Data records
____

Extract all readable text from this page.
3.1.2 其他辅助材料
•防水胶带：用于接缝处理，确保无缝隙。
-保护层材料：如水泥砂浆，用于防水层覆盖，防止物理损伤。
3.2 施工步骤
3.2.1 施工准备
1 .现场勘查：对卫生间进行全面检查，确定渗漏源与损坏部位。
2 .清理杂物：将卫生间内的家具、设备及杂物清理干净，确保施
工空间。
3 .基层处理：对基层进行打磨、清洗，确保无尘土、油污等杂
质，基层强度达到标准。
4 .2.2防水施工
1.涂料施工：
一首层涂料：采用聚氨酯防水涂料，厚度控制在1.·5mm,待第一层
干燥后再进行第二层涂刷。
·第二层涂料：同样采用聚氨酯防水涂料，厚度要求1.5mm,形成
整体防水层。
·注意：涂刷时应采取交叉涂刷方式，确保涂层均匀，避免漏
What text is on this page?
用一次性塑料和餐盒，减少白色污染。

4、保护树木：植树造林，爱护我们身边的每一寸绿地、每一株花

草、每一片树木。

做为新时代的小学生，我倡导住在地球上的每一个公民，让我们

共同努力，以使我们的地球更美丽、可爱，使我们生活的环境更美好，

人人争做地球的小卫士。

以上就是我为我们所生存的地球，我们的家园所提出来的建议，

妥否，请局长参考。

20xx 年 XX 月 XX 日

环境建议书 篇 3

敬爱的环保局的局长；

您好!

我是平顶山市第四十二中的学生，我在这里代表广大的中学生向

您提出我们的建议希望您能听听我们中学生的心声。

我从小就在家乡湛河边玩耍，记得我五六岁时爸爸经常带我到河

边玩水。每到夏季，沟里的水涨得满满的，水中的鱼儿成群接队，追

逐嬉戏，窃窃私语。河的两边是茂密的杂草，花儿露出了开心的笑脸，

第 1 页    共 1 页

____

## AIM OF THE TASK
Exactly reproduce every line found in the records.

## RESPONSE FOR THIS EXERCISE
Extract all readable text from this page.
3.1.2 其他辅助材料
•防水胶带：用于接缝处理，确保无缝隙。
-保护层材料：如水泥砂浆，用于防水层覆盖，防止物理损伤。
3.2 施工步骤
3.2.1 施工准备
1 .现场勘查：对卫生间进行全面检查，确定渗漏源与损坏部位。
2 .清理杂物：将卫生间内的家具、设备及杂物清理干净，确保施
工空间。
3 .基层处理：对基层进行打磨、清洗，确保无尘土、油污等杂
质，基层强度达到标准。
4 .2.2防水施工
1.涂料施工：
一首层涂料：采用聚氨酯防水涂料，厚度控制在1.·5mm,待第一层
干燥后再进行第二层涂刷。
·第二层涂料：同样采用聚氨酯防水涂料，厚度要求1.5mm,形成
整体防水层。
·注意：涂刷时应采取交叉涂刷方式，确保涂层均匀，避免漏
What text is on this page?
用一次性塑料和餐盒，减少白色污染。

4、保护树木：植树造林，爱护我们身边的每一寸绿地、每一株花

草、每一片树木。

做为新时代的小学生，我倡导住在地球上的每一个公民，让我们

共同努力，以使我们的地球更美丽、可爱，使我们生活的环境更美好，

人人争做地球的小卫士。

以上就是我为我们所生存的地球，我们的家园所提出来的建议，

妥否，请局长参考。

20xx 年 XX 月 XX 日

环境建议书 篇 3

敬爱的环保局的局长；

您好!

我是平顶山市第四十二中的学生，我在这里代表广大的中学生向

您提出我们的建议希望您能听听我们中学生的心声。

我从小就在家乡湛河边玩耍，记得我五六岁时爸爸经常带我到河

边玩水。每到夏季，沟里的水涨得满满的，水中的鱼儿成群接队，追

逐嬉戏，窃窃私语。河的两边是茂密的杂草，花儿露出了开心的笑脸，

第 1 页    共 1 页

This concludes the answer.